_Task requirements_.
In the listing below, locate the lines that hold "dengan" and copy them.

_Data excerpts_.
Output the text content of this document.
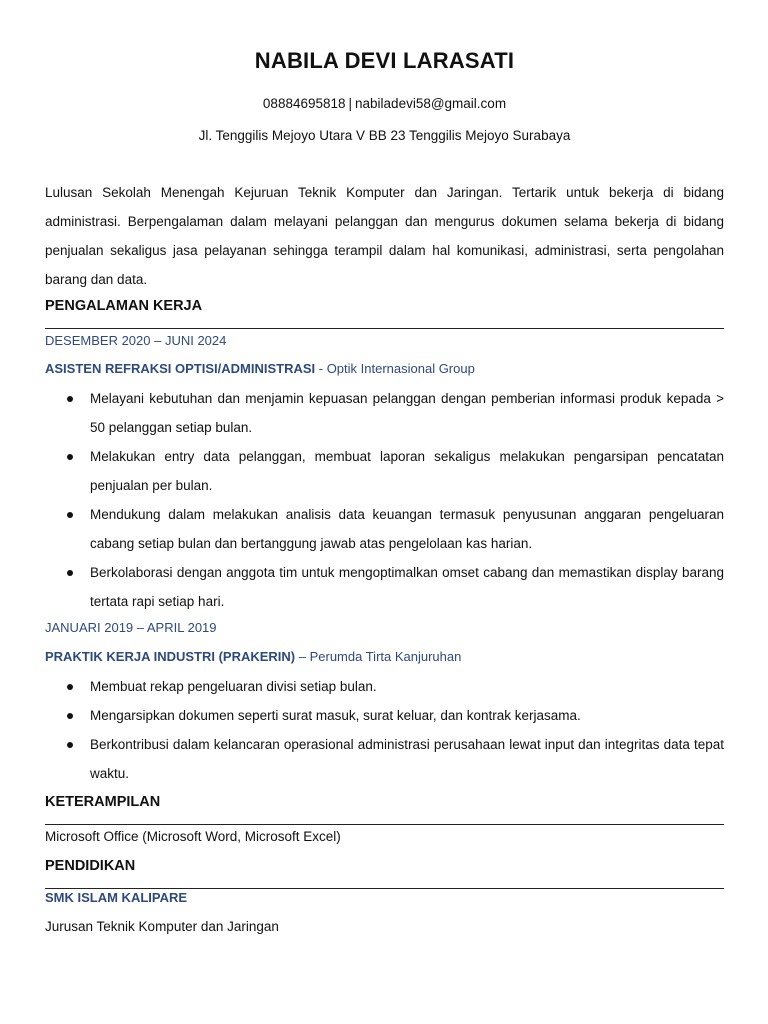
NABILA DEVI LARASATI
08884695818 | nabiladevi58@gmail.com
Jl. Tenggilis Mejoyo Utara V BB 23 Tenggilis Mejoyo Surabaya
Lulusan Sekolah Menengah Kejuruan Teknik Komputer dan Jaringan. Tertarik untuk bekerja di bidang administrasi. Berpengalaman dalam melayani pelanggan dan mengurus dokumen selama bekerja di bidang penjualan sekaligus jasa pelayanan sehingga terampil dalam hal komunikasi, administrasi, serta pengolahan barang dan data.
PENGALAMAN KERJA
DESEMBER 2020 – JUNI 2024
ASISTEN REFRAKSI OPTISI/ADMINISTRASI - Optik Internasional Group
Melayani kebutuhan dan menjamin kepuasan pelanggan dengan pemberian informasi produk kepada > 50 pelanggan setiap bulan.
Melakukan entry data pelanggan, membuat laporan sekaligus melakukan pengarsipan pencatatan penjualan per bulan.
Mendukung dalam melakukan analisis data keuangan termasuk penyusunan anggaran pengeluaran cabang setiap bulan dan bertanggung jawab atas pengelolaan kas harian.
Berkolaborasi dengan anggota tim untuk mengoptimalkan omset cabang dan memastikan display barang tertata rapi setiap hari.
JANUARI 2019 – APRIL 2019
PRAKTIK KERJA INDUSTRI (PRAKERIN) – Perumda Tirta Kanjuruhan
Membuat rekap pengeluaran divisi setiap bulan.
Mengarsipkan dokumen seperti surat masuk, surat keluar, dan kontrak kerjasama.
Berkontribusi dalam kelancaran operasional administrasi perusahaan lewat input dan integritas data tepat waktu.
KETERAMPILAN
Microsoft Office (Microsoft Word, Microsoft Excel)
PENDIDIKAN
SMK ISLAM KALIPARE
Jurusan Teknik Komputer dan Jaringan
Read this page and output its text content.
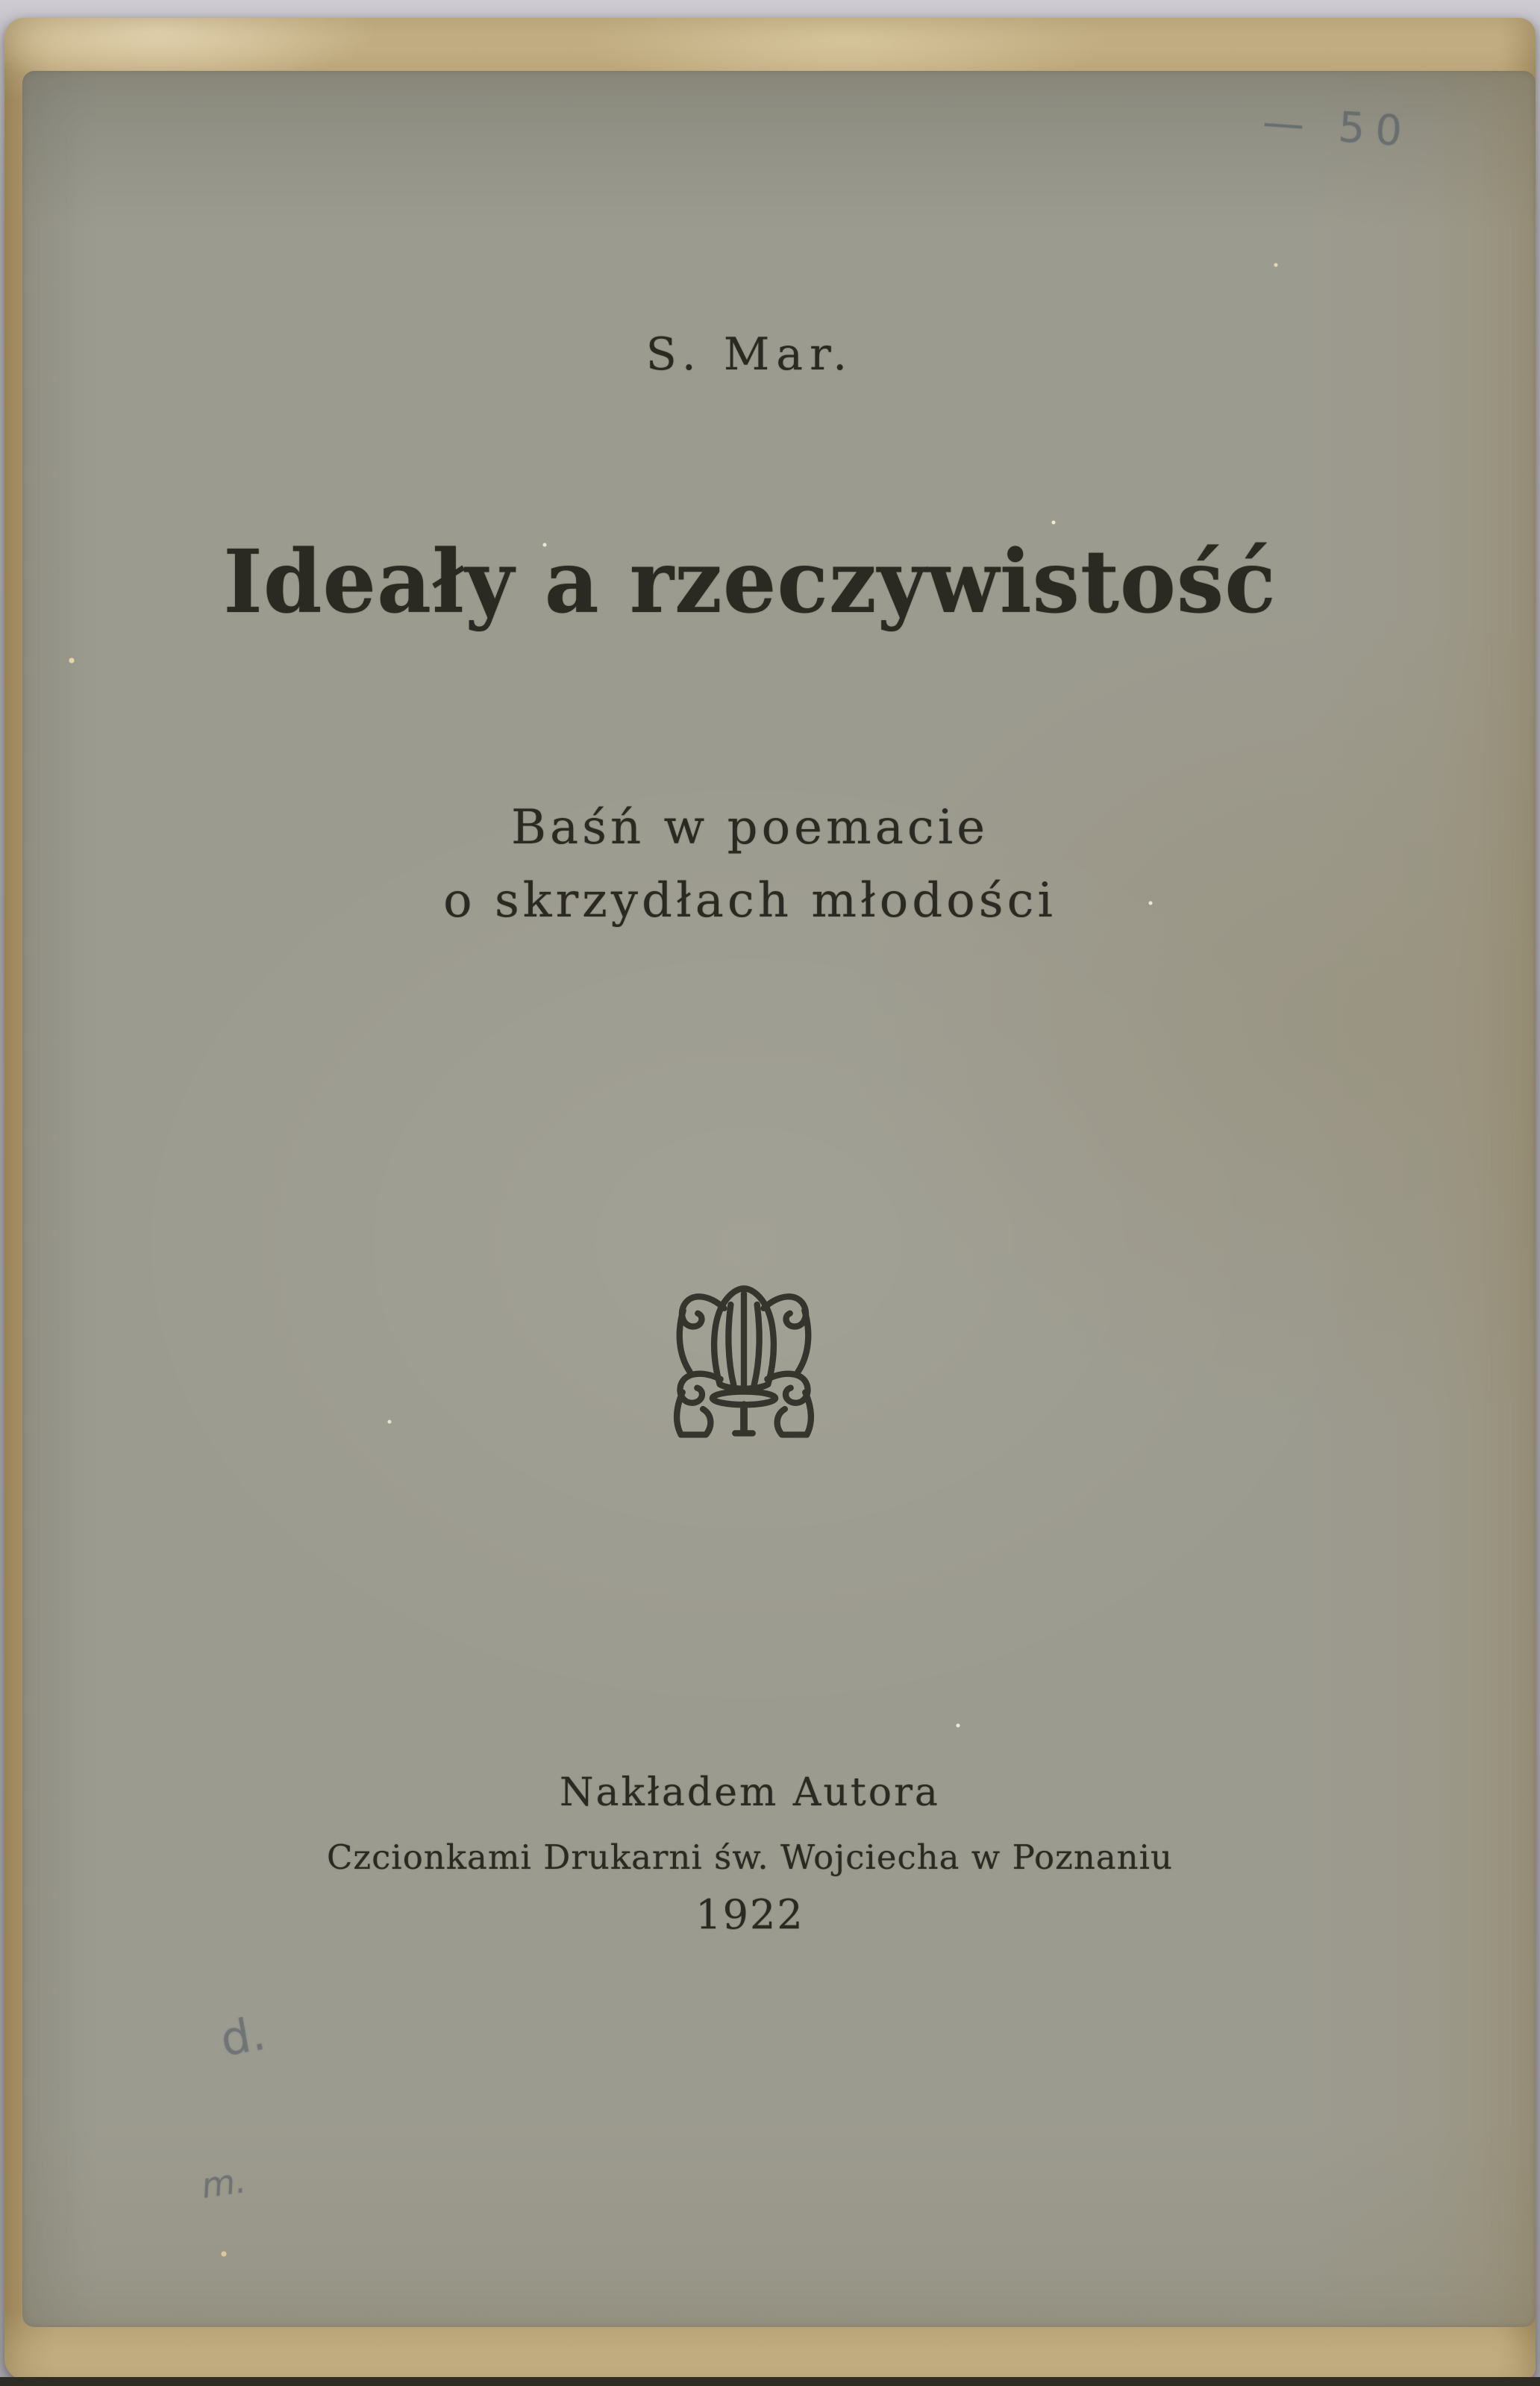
— 50
S. Mar.
Ideały a rzeczywistość
Baśń w poemacie
o skrzydłach młodości
Nakładem Autora
Czcionkami Drukarni św. Wojciecha w Poznaniu
1922
d.
m.
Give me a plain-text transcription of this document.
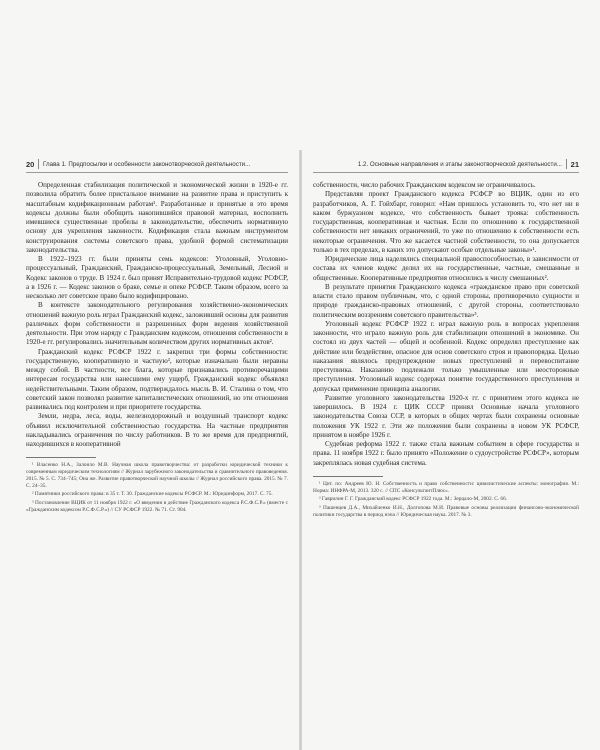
20 Глава 1. Предпосылки и особенности законотворческой деятельности...

Определенная стабилизация политической и экономической жизни в 1920-е гг. позволила обратить более пристальное внимание на развитие права и приступить к масштабным кодификационным работам¹. Разработанные и принятые в это время кодексы должны были обобщить накопившийся правовой материал, восполнить имевшиеся существенные пробелы в законодательстве, обеспечить нормативную основу для укрепления законности. Кодификация стала важным инструментом конструирования системы советского права, удобной формой систематизации законодательства.

В 1922–1923 гг. были приняты семь кодексов: Уголовный, Уголовно-процессуальный, Гражданский, Гражданско-процессуальный, Земельный, Лесной и Кодекс законов о труде. В 1924 г. был принят Исправительно-трудовой кодекс РСФСР, а в 1926 г. — Кодекс законов о браке, семье и опеке РСФСР. Таким образом, всего за несколько лет советское право было кодифицировано.

В контексте законодательного регулирования хозяйственно-экономических отношений важную роль играл Гражданский кодекс, заложивший основы для развития различных форм собственности и разрешенных форм ведения хозяйственной деятельности. При этом наряду с Гражданским кодексом, отношения собственности в 1920-е гг. регулировались значительным количеством других нормативных актов².

Гражданский кодекс РСФСР 1922 г. закрепил три формы собственности: государственную, кооперативную и частную³, которые изначально были неравны между собой. В частности, все блага, которые признавались противоречащими интересам государства или нанесшими ему ущерб, Гражданский кодекс объявлял недействительными. Таким образом, подтверждалось мысль В. И. Сталина о том, что советский закон позволял развитие капиталистических отношений, но эти отношения развивались под контролем и при приоритете государства.

Земли, недра, леса, воды, железнодорожный и воздушный транспорт кодекс объявил исключительной собственностью государства. На частные предприятия накладывались ограничения по числу работников. В то же время для предприятий, находившихся в кооперативной

¹ Власенко Н.А., Залоило М.В. Научная школа правотворчества: от разработки юридической техники к современным юридическим технологиям // Журнал зарубежного законодательства и сравнительного правоведения. 2015. № 5. С. 734–745; Она же. Развитие правотворческой научной школы // Журнал российского права. 2015. № 7. С. 24–35.

² Памятники российского права: в 35 т. Т. 30. Гражданские кодексы РСФСР. М.: Юридинформ, 2017. С. 75.

³ Постановление ВЦИК от 11 ноября 1922 г. «О введении в действие Гражданского кодекса Р.С.Ф.С.Р.» (вместе с «Гражданским кодексом Р.С.Ф.С.Р.») // СУ РСФСР 1922. № 71. Ст. 904.

1.2. Основные направления и этапы законотворческой деятельности... 21

собственности, число рабочих Гражданским кодексом не ограничивалось.

Представляя проект Гражданского кодекса РСФСР во ВЦИК, один из его разработчиков, А. Г. Гойхбарг, говорил: «Нам пришлось установить то, что нет ни в каком буржуазном кодексе, что собственность бывает трояка: собственность государственная, кооперативная и частная. Если по отношению к государственной собственности нет никаких ограничений, то уже по отношению к собственности есть некоторые ограничения. Что же касается частной собственности, то она допускается только в тех пределах, в каких это допускают особые отдельные законы»¹.

Юридические лица наделялись специальной правоспособностью, в зависимости от состава их членов кодекс делил их на государственные, частные, смешанные и общественные. Кооперативные предприятия относились к числу смешанных².

В результате принятия Гражданского кодекса «гражданское право при советской власти стало правом публичным, что, с одной стороны, противоречило сущности и природе гражданско-правовых отношений, с другой стороны, соответствовало политическим воззрениям советского правительства»³.

Уголовный кодекс РСФСР 1922 г. играл важную роль в вопросах укрепления законности, что играло важную роль для стабилизации отношений в экономике. Он состоял из двух частей — общей и особенной. Кодекс определял преступление как действие или бездействие, опасное для основ советского строя и правопорядка. Целью наказания являлось предупреждение новых преступлений и перевоспитание преступника. Наказанию подлежали только умышленные или неосторожные преступления. Уголовный кодекс содержал понятие государственного преступления и допускал применение принципа аналогии.

Развитие уголовного законодательства 1920-х гг. с принятием этого кодекса не завершилось. В 1924 г. ЦИК СССР принял Основные начала уголовного законодательства Союза ССР, в которых в общих чертах были сохранены основные положения УК 1922 г. Эти же положения были сохранены в новом УК РСФСР, принятом в ноябре 1926 г.

Судебная реформа 1922 г. также стала важным событием в сфере государства и права. 11 ноября 1922 г. было принято «Положение о судоустройстве РСФСР», которым закреплялась новая судебная система.

¹ Цит. по: Андреев Ю. Н. Собственность и право собственности: цивилистические аспекты: монография. М.: Норма: ИНФРА-М, 2013. 320 с. // СПС «КонсультантПлюс».

² Гаврилин Г. Г. Гражданский кодекс РСФСР 1922 года. М.: Зерцало-М, 2002. С. 66.

³ Пашенцев Д.А., Михайленко И.Н., Долгопова М.И. Правовые основы реализации финансово-экономической политики государства в период нэпа // Юридическая наука. 2017. № 3.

_Task answer_.
Melayani kebutuhan dan menjamin kepuasan pelanggan dengan pemberian informasi produk kepada > 50 pelanggan setiap bulan.
Berkolaborasi dengan anggota tim untuk mengoptimalkan omset cabang dan memastikan display barang tertata rapi setiap hari.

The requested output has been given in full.